***** Given entries

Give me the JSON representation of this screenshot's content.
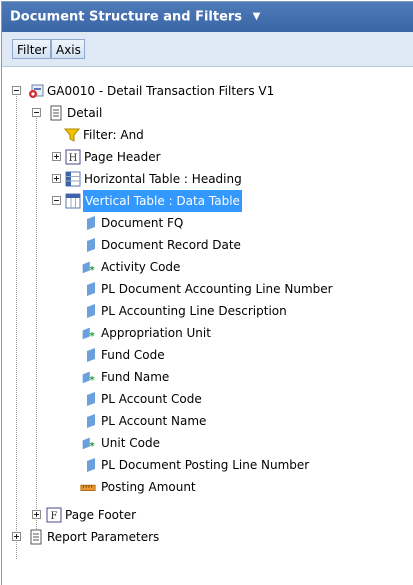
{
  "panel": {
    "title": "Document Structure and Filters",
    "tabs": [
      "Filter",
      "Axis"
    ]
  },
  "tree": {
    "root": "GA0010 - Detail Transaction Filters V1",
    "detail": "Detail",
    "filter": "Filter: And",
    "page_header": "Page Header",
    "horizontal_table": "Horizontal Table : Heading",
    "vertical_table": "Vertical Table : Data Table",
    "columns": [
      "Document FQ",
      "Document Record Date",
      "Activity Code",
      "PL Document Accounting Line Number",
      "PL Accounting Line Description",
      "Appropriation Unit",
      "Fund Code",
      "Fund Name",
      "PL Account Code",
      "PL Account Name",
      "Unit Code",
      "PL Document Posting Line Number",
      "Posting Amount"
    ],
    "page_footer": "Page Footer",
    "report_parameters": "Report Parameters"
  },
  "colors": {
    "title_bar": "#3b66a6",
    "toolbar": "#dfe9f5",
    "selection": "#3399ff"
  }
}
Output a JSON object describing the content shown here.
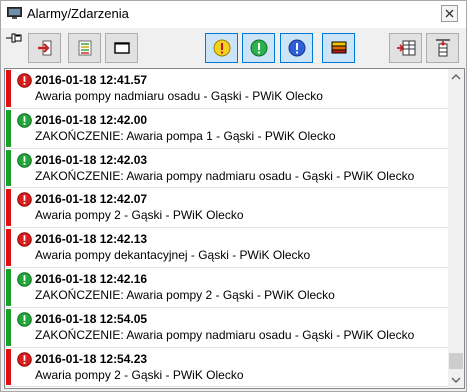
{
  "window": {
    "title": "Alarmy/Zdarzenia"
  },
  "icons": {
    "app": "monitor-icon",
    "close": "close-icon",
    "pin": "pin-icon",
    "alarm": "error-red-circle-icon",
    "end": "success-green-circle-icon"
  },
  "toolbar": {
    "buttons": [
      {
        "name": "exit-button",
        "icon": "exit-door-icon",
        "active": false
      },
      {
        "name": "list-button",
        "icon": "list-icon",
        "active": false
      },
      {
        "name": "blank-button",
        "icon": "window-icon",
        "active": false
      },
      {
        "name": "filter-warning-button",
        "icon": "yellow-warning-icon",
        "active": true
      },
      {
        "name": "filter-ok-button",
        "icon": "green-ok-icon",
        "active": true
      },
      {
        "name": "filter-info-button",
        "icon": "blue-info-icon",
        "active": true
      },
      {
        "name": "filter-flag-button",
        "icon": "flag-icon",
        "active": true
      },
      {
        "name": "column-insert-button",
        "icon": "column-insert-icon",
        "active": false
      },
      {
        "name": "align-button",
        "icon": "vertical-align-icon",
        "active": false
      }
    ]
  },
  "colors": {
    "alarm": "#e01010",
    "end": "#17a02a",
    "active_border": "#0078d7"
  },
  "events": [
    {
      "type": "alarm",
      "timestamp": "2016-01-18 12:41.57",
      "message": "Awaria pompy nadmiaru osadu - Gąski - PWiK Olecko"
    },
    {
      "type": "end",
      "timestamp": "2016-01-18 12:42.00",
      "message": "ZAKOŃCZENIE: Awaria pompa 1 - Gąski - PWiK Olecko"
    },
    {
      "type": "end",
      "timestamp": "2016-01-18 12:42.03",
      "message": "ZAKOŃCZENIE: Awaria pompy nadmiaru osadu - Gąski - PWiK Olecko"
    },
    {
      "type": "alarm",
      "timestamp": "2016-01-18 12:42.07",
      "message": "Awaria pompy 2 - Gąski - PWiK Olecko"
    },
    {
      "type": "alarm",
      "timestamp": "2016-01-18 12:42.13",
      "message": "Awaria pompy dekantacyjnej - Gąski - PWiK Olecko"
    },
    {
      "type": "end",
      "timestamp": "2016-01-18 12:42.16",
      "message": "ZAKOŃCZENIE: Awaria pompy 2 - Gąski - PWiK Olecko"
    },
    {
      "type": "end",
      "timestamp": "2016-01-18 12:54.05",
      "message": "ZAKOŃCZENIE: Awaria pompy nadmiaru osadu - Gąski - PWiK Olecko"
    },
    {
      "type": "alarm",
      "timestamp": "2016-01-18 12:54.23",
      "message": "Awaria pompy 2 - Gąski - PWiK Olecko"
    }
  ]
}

**********

▶ _Task statement_: Omit every picture, then reproduce the rest of the listing exactly.

▶ _Output of the task_:
Give me the JSON representation of this screenshot's content.
{
  "panel": {
    "title": "Document Structure and Filters",
    "tabs": [
      "Filter",
      "Axis"
    ]
  },
  "tree": {
    "root": "GA0010 - Detail Transaction Filters V1",
    "detail": "Detail",
    "filter": "Filter: And",
    "page_header": "Page Header",
    "horizontal_table": "Horizontal Table : Heading",
    "vertical_table": "Vertical Table : Data Table",
    "columns": [
      "Document FQ",
      "Document Record Date",
      "Activity Code",
      "PL Document Accounting Line Number",
      "PL Accounting Line Description",
      "Appropriation Unit",
      "Fund Code",
      "Fund Name",
      "PL Account Code",
      "PL Account Name",
      "Unit Code",
      "PL Document Posting Line Number",
      "Posting Amount"
    ],
    "page_footer": "Page Footer",
    "report_parameters": "Report Parameters"
  },
  "colors": {
    "title_bar": "#3b66a6",
    "toolbar": "#dfe9f5",
    "selection": "#3399ff"
  }
}
Output a JSON object describing the content shown here.
{
  "window": {
    "title": "Alarmy/Zdarzenia"
  },
  "icons": {
    "app": "monitor-icon",
    "close": "close-icon",
    "pin": "pin-icon",
    "alarm": "error-red-circle-icon",
    "end": "success-green-circle-icon"
  },
  "toolbar": {
    "buttons": [
      {
        "name": "exit-button",
        "icon": "exit-door-icon",
        "active": false
      },
      {
        "name": "list-button",
        "icon": "list-icon",
        "active": false
      },
      {
        "name": "blank-button",
        "icon": "window-icon",
        "active": false
      },
      {
        "name": "filter-warning-button",
        "icon": "yellow-warning-icon",
        "active": true
      },
      {
        "name": "filter-ok-button",
        "icon": "green-ok-icon",
        "active": true
      },
      {
        "name": "filter-info-button",
        "icon": "blue-info-icon",
        "active": true
      },
      {
        "name": "filter-flag-button",
        "icon": "flag-icon",
        "active": true
      },
      {
        "name": "column-insert-button",
        "icon": "column-insert-icon",
        "active": false
      },
      {
        "name": "align-button",
        "icon": "vertical-align-icon",
        "active": false
      }
    ]
  },
  "colors": {
    "alarm": "#e01010",
    "end": "#17a02a",
    "active_border": "#0078d7"
  },
  "events": [
    {
      "type": "alarm",
      "timestamp": "2016-01-18 12:41.57",
      "message": "Awaria pompy nadmiaru osadu - Gąski - PWiK Olecko"
    },
    {
      "type": "end",
      "timestamp": "2016-01-18 12:42.00",
      "message": "ZAKOŃCZENIE: Awaria pompa 1 - Gąski - PWiK Olecko"
    },
    {
      "type": "end",
      "timestamp": "2016-01-18 12:42.03",
      "message": "ZAKOŃCZENIE: Awaria pompy nadmiaru osadu - Gąski - PWiK Olecko"
    },
    {
      "type": "alarm",
      "timestamp": "2016-01-18 12:42.07",
      "message": "Awaria pompy 2 - Gąski - PWiK Olecko"
    },
    {
      "type": "alarm",
      "timestamp": "2016-01-18 12:42.13",
      "message": "Awaria pompy dekantacyjnej - Gąski - PWiK Olecko"
    },
    {
      "type": "end",
      "timestamp": "2016-01-18 12:42.16",
      "message": "ZAKOŃCZENIE: Awaria pompy 2 - Gąski - PWiK Olecko"
    },
    {
      "type": "end",
      "timestamp": "2016-01-18 12:54.05",
      "message": "ZAKOŃCZENIE: Awaria pompy nadmiaru osadu - Gąski - PWiK Olecko"
    },
    {
      "type": "alarm",
      "timestamp": "2016-01-18 12:54.23",
      "message": "Awaria pompy 2 - Gąski - PWiK Olecko"
    }
  ]
}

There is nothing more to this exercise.